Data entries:
-=-=-=-=-

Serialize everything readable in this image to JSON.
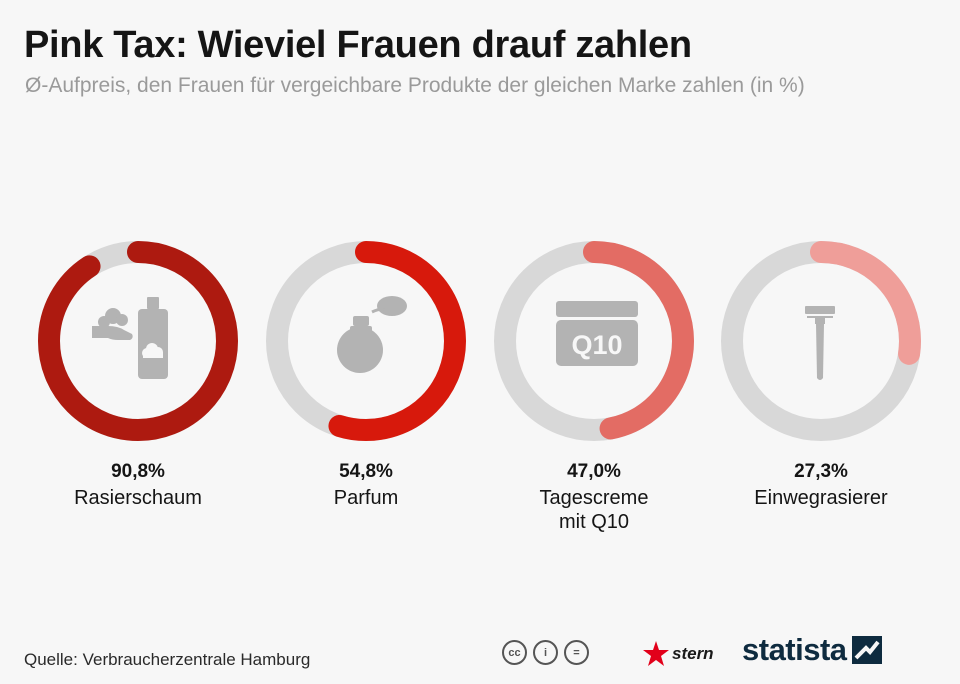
{
  "header": {
    "title": "Pink Tax: Wieviel Frauen drauf zahlen",
    "subtitle": "Ø-Aufpreis, den Frauen für vergeichbare Produkte der gleichen Marke zahlen (in %)"
  },
  "chart_data": {
    "type": "donut",
    "title": "Pink Tax: Wieviel Frauen drauf zahlen",
    "subtitle": "Ø-Aufpreis, den Frauen für vergeichbare Produkte der gleichen Marke zahlen (in %)",
    "unit": "%",
    "max": 100,
    "categories": [
      "Rasierschaum",
      "Parfum",
      "Tagescreme mit Q10",
      "Einwegrasierer"
    ],
    "values": [
      90.8,
      54.8,
      47.0,
      27.3
    ],
    "items": [
      {
        "name": "Rasierschaum",
        "display_name": "Rasierschaum",
        "value": 90.8,
        "value_label": "90,8%",
        "color": "#ad1a10",
        "icon": "shaving-foam-icon"
      },
      {
        "name": "Parfum",
        "display_name": "Parfum",
        "value": 54.8,
        "value_label": "54,8%",
        "color": "#d7190c",
        "icon": "perfume-bottle-icon"
      },
      {
        "name": "Tagescreme mit Q10",
        "display_name": "Tagescreme\nmit Q10",
        "value": 47.0,
        "value_label": "47,0%",
        "color": "#e36c64",
        "icon": "cream-jar-icon",
        "icon_text": "Q10"
      },
      {
        "name": "Einwegrasierer",
        "display_name": "Einwegrasierer",
        "value": 27.3,
        "value_label": "27,3%",
        "color": "#ef9e99",
        "icon": "razor-icon"
      }
    ],
    "track_color": "#d8d8d8"
  },
  "footer": {
    "source": "Quelle: Verbraucherzentrale Hamburg",
    "license_icons": [
      "cc-icon",
      "attribution-icon",
      "no-derivatives-icon"
    ],
    "license_text": [
      "cc",
      "i",
      "="
    ],
    "stern_label": "stern",
    "statista_label": "statista"
  },
  "colors": {
    "background": "#f7f7f7",
    "icon_gray": "#b3b3b3",
    "statista_navy": "#0e2b3f",
    "stern_red": "#e2001a"
  }
}
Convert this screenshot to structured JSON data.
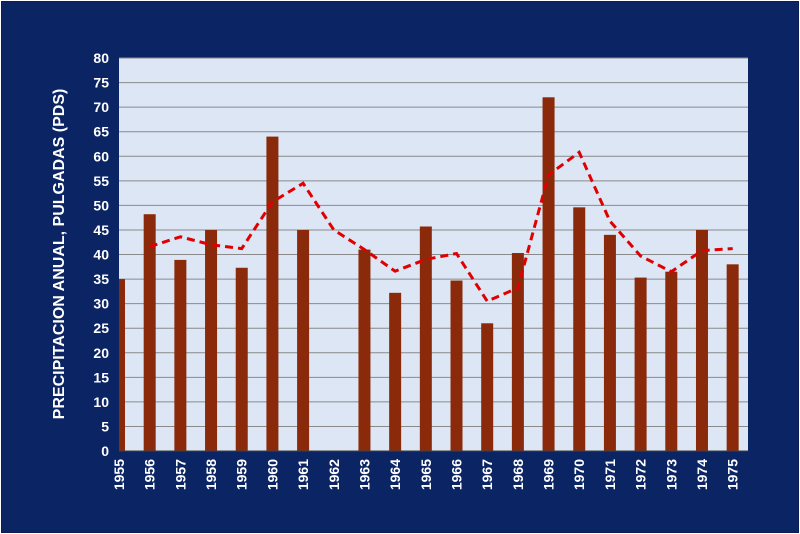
{
  "chart_data": {
    "type": "bar",
    "title": "",
    "xlabel": "",
    "ylabel": "PRECIPITACION ANUAL, PULGADAS (PDS)",
    "ylim": [
      0,
      80
    ],
    "yticks": [
      0,
      5,
      10,
      15,
      20,
      25,
      30,
      35,
      40,
      45,
      50,
      55,
      60,
      65,
      70,
      75,
      80
    ],
    "grid": true,
    "legend": "none",
    "categories": [
      "1955",
      "1956",
      "1957",
      "1958",
      "1959",
      "1960",
      "1961",
      "1962",
      "1963",
      "1964",
      "1965",
      "1966",
      "1967",
      "1968",
      "1969",
      "1970",
      "1971",
      "1972",
      "1973",
      "1974",
      "1975"
    ],
    "series": [
      {
        "kind": "bar",
        "color": "#8b2a0a",
        "values": [
          35.0,
          48.2,
          38.9,
          45.0,
          37.3,
          64.0,
          45.0,
          null,
          41.0,
          32.2,
          45.7,
          34.7,
          26.0,
          40.3,
          72.0,
          49.6,
          44.0,
          35.3,
          36.5,
          45.0,
          38.0
        ]
      },
      {
        "kind": "line",
        "style": "dashed",
        "color": "#e00000",
        "values": [
          null,
          41.6,
          43.6,
          42.0,
          41.2,
          50.7,
          54.5,
          45.0,
          41.0,
          36.6,
          39.0,
          40.2,
          30.5,
          33.2,
          56.2,
          60.8,
          46.8,
          39.7,
          36.5,
          40.8,
          41.2
        ]
      }
    ]
  },
  "colors": {
    "background": "#0b2463",
    "plot_area": "#dce6f5",
    "gridline": "#8a8a8a"
  }
}
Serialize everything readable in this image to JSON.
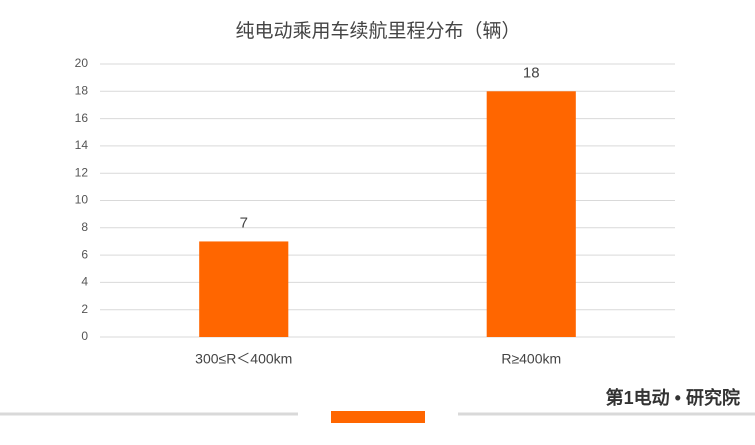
{
  "chart_data": {
    "type": "bar",
    "title": "纯电动乘用车续航里程分布（辆）",
    "categories": [
      "300≤R＜400km",
      "R≥400km"
    ],
    "values": [
      7,
      18
    ],
    "color": "#ff6600",
    "ylim": [
      0,
      20
    ],
    "yticks": [
      0,
      2,
      4,
      6,
      8,
      10,
      12,
      14,
      16,
      18,
      20
    ],
    "grid": true
  },
  "footer": {
    "logo": "第1电动 • 研究院"
  }
}
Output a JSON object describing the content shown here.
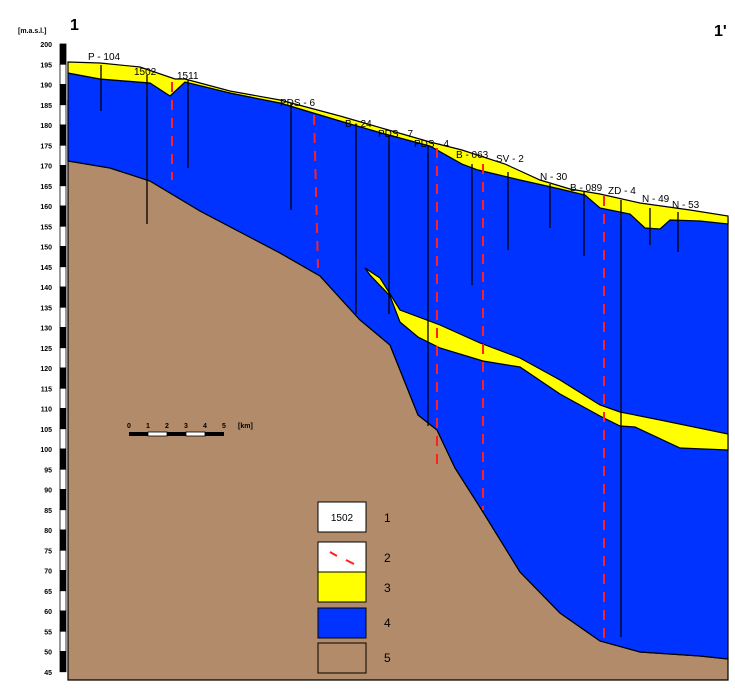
{
  "axis": {
    "unit": "[m.a.s.l.]",
    "ticks": [
      "200",
      "195",
      "190",
      "185",
      "180",
      "175",
      "170",
      "165",
      "160",
      "155",
      "150",
      "145",
      "140",
      "135",
      "130",
      "125",
      "120",
      "115",
      "110",
      "105",
      "100",
      "95",
      "90",
      "85",
      "80",
      "75",
      "70",
      "65",
      "60",
      "55",
      "50",
      "45"
    ]
  },
  "section": {
    "start_label": "1",
    "end_label": "1'"
  },
  "boreholes": [
    {
      "id": "P - 104"
    },
    {
      "id": "1502"
    },
    {
      "id": "1511"
    },
    {
      "id": "PDS - 6"
    },
    {
      "id": "B - 24"
    },
    {
      "id": "PDS - 7"
    },
    {
      "id": "PDS - 4"
    },
    {
      "id": "B - 063"
    },
    {
      "id": "SV - 2"
    },
    {
      "id": "N - 30"
    },
    {
      "id": "B - 089"
    },
    {
      "id": "ZD - 4"
    },
    {
      "id": "N - 49"
    },
    {
      "id": "N - 53"
    }
  ],
  "scalebar": {
    "ticks": [
      "0",
      "1",
      "2",
      "3",
      "4",
      "5"
    ],
    "unit": "[km]"
  },
  "legend": [
    {
      "number": "1",
      "sample": "1502"
    },
    {
      "number": "2"
    },
    {
      "number": "3",
      "color": "#ffff00"
    },
    {
      "number": "4",
      "color": "#0033ff"
    },
    {
      "number": "5",
      "color": "#b28c6a"
    }
  ],
  "colors": {
    "clay": "#b28c6a",
    "aquifer": "#0033ff",
    "sand": "#ffff00",
    "fault": "#ff2020"
  }
}
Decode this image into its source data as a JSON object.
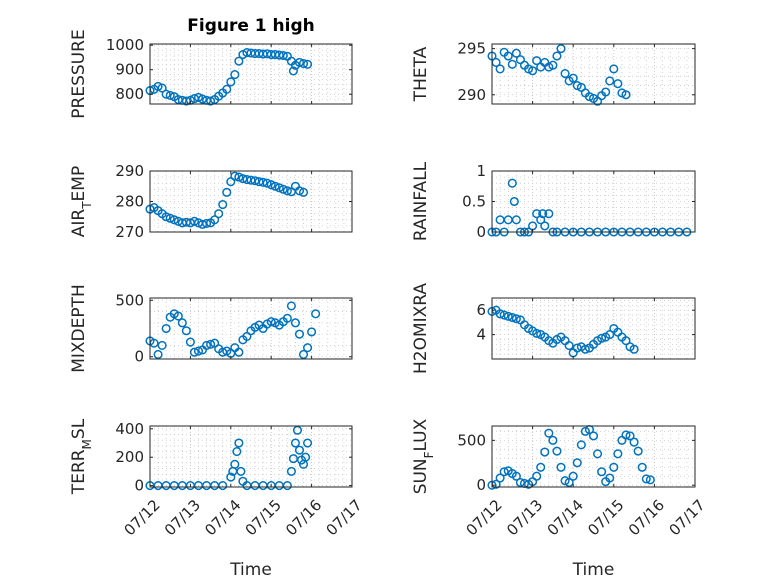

-=-=-=-=-

To be done:
Tally the lines holding the string "subtitle" and give only the count.

Exercise solution:
2